The records below must be copied in full; omit the images.

• [PROVIDED MATERIAL]
[START]
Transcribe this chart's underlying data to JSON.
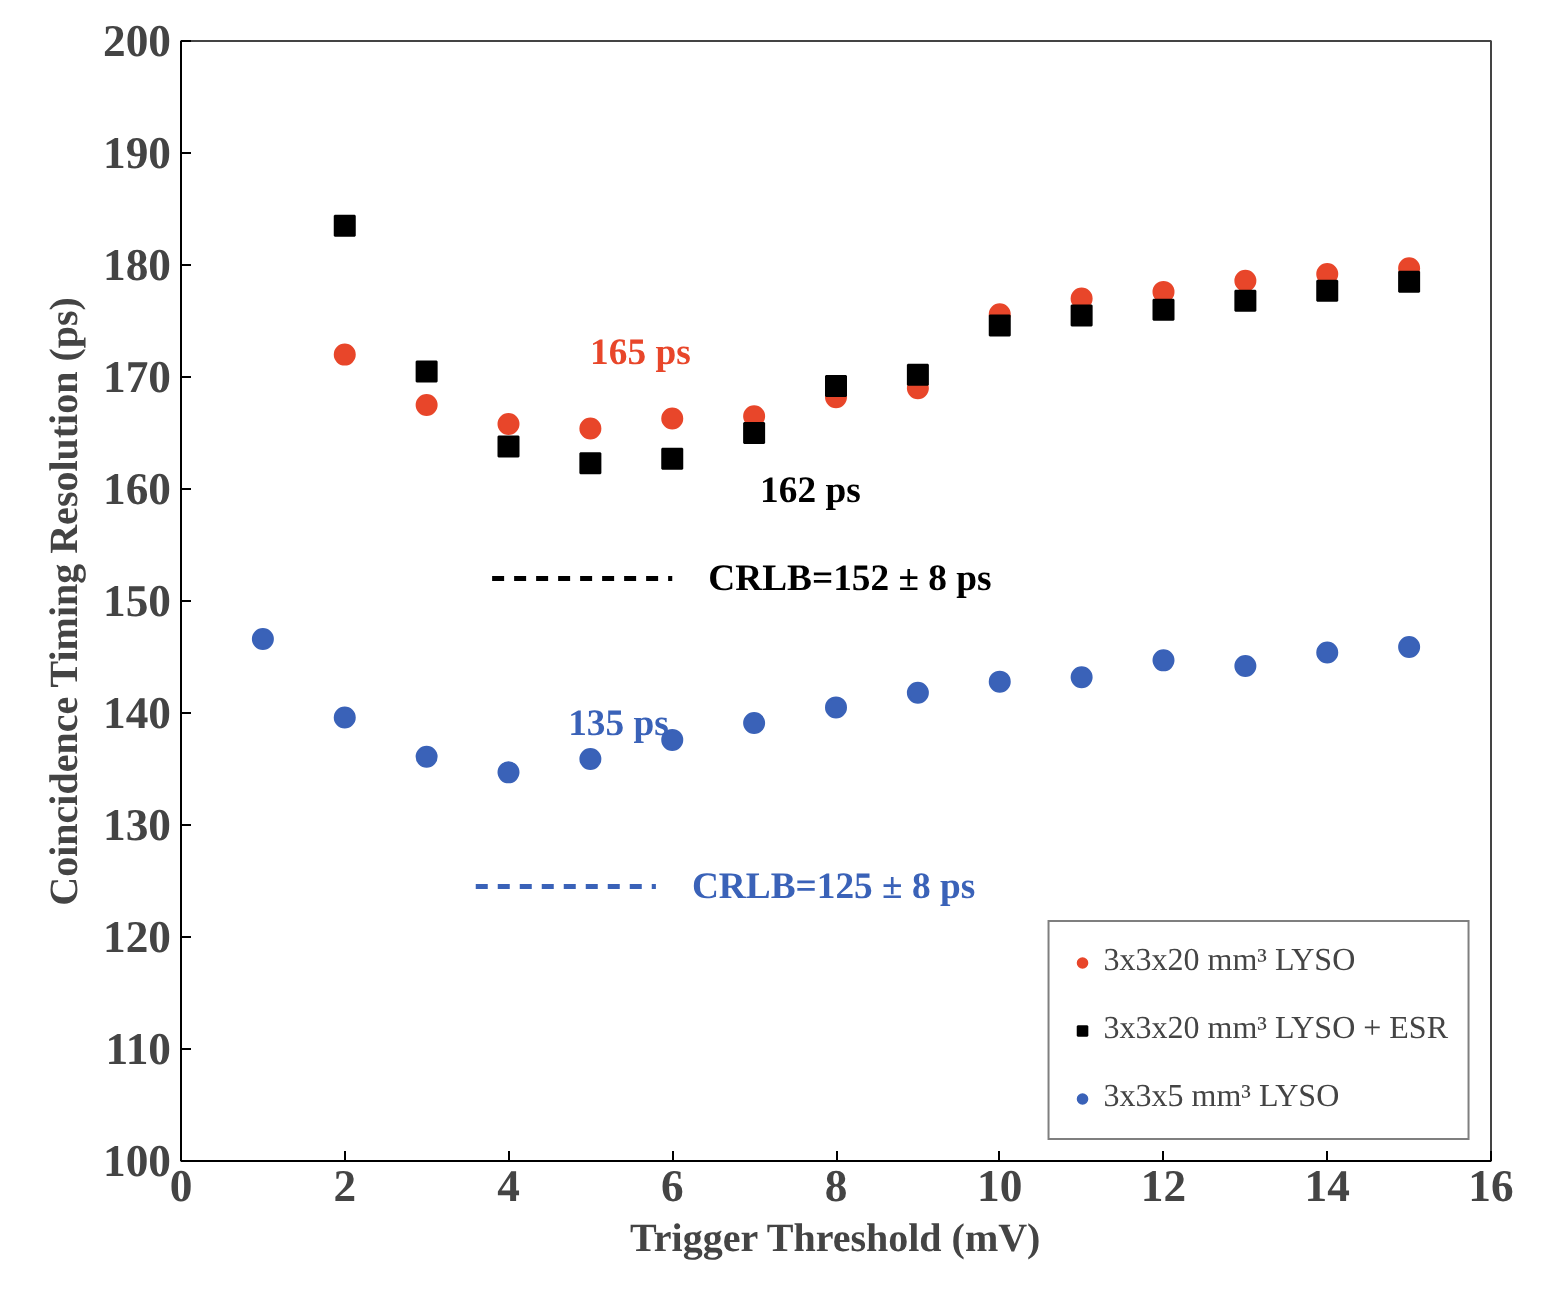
{
  "chart_data": {
    "type": "scatter",
    "xlabel": "Trigger Threshold (mV)",
    "ylabel": "Coincidence Timing Resolution (ps)",
    "xlim": [
      0,
      16
    ],
    "xticks": [
      0,
      2,
      4,
      6,
      8,
      10,
      12,
      14,
      16
    ],
    "ylim": [
      100,
      200
    ],
    "yticks": [
      100,
      110,
      120,
      130,
      140,
      150,
      160,
      170,
      180,
      190,
      200
    ],
    "grid": false,
    "legend": "bottom right",
    "series": [
      {
        "name": "3x3x20 mm³ LYSO",
        "color": "#e8462a",
        "marker": "circle",
        "x": [
          2,
          3,
          4,
          5,
          6,
          7,
          8,
          9,
          10,
          11,
          12,
          13,
          14,
          15
        ],
        "values": [
          172,
          167.5,
          165.8,
          165.4,
          166.3,
          166.5,
          168.2,
          169,
          175.6,
          177,
          177.6,
          178.6,
          179.2,
          179.7
        ]
      },
      {
        "name": "3x3x20 mm³ LYSO + ESR",
        "color": "#000000",
        "marker": "square",
        "x": [
          2,
          3,
          4,
          5,
          6,
          7,
          8,
          9,
          10,
          11,
          12,
          13,
          14,
          15
        ],
        "values": [
          183.5,
          170.5,
          163.8,
          162.3,
          162.7,
          165,
          169.2,
          170.2,
          174.6,
          175.5,
          176,
          176.8,
          177.7,
          178.5
        ]
      },
      {
        "name": "3x3x5 mm³ LYSO",
        "color": "#3a62b8",
        "marker": "circle",
        "x": [
          1,
          2,
          3,
          4,
          5,
          6,
          7,
          8,
          9,
          10,
          11,
          12,
          13,
          14,
          15
        ],
        "values": [
          146.6,
          139.6,
          136.1,
          134.7,
          135.9,
          137.6,
          139.1,
          140.5,
          141.8,
          142.8,
          143.2,
          144.7,
          144.2,
          145.4,
          145.9
        ]
      },
      {
        "type": "line",
        "name": "CRLB=152 ± 8 ps",
        "line_style": "dashed",
        "color": "#000000",
        "x": [
          3.8,
          6.0
        ],
        "values": [
          152,
          152
        ]
      },
      {
        "type": "line",
        "name": "CRLB=125 ± 8 ps",
        "line_style": "dashed",
        "color": "#3a62b8",
        "x": [
          3.6,
          5.8
        ],
        "values": [
          124.5,
          124.5
        ]
      }
    ],
    "annotations": [
      "165 ps",
      "162 ps",
      "135 ps"
    ]
  }
}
[END]
• [THE OUTPUT]
Transcribe this chart's underlying data to JSON.
{
  "chart_data": {
    "type": "scatter",
    "xlabel": "Trigger Threshold (mV)",
    "ylabel": "Coincidence Timing Resolution (ps)",
    "xlim": [
      0,
      16
    ],
    "xticks": [
      0,
      2,
      4,
      6,
      8,
      10,
      12,
      14,
      16
    ],
    "ylim": [
      100,
      200
    ],
    "yticks": [
      100,
      110,
      120,
      130,
      140,
      150,
      160,
      170,
      180,
      190,
      200
    ],
    "grid": false,
    "legend": "bottom right",
    "series": [
      {
        "name": "3x3x20 mm³ LYSO",
        "color": "#e8462a",
        "marker": "circle",
        "x": [
          2,
          3,
          4,
          5,
          6,
          7,
          8,
          9,
          10,
          11,
          12,
          13,
          14,
          15
        ],
        "values": [
          172,
          167.5,
          165.8,
          165.4,
          166.3,
          166.5,
          168.2,
          169,
          175.6,
          177,
          177.6,
          178.6,
          179.2,
          179.7
        ]
      },
      {
        "name": "3x3x20 mm³ LYSO + ESR",
        "color": "#000000",
        "marker": "square",
        "x": [
          2,
          3,
          4,
          5,
          6,
          7,
          8,
          9,
          10,
          11,
          12,
          13,
          14,
          15
        ],
        "values": [
          183.5,
          170.5,
          163.8,
          162.3,
          162.7,
          165,
          169.2,
          170.2,
          174.6,
          175.5,
          176,
          176.8,
          177.7,
          178.5
        ]
      },
      {
        "name": "3x3x5 mm³ LYSO",
        "color": "#3a62b8",
        "marker": "circle",
        "x": [
          1,
          2,
          3,
          4,
          5,
          6,
          7,
          8,
          9,
          10,
          11,
          12,
          13,
          14,
          15
        ],
        "values": [
          146.6,
          139.6,
          136.1,
          134.7,
          135.9,
          137.6,
          139.1,
          140.5,
          141.8,
          142.8,
          143.2,
          144.7,
          144.2,
          145.4,
          145.9
        ]
      },
      {
        "type": "line",
        "name": "CRLB=152 ± 8 ps",
        "line_style": "dashed",
        "color": "#000000",
        "x": [
          3.8,
          6.0
        ],
        "values": [
          152,
          152
        ]
      },
      {
        "type": "line",
        "name": "CRLB=125 ± 8 ps",
        "line_style": "dashed",
        "color": "#3a62b8",
        "x": [
          3.6,
          5.8
        ],
        "values": [
          124.5,
          124.5
        ]
      }
    ],
    "annotations": [
      "165 ps",
      "162 ps",
      "135 ps"
    ]
  }
}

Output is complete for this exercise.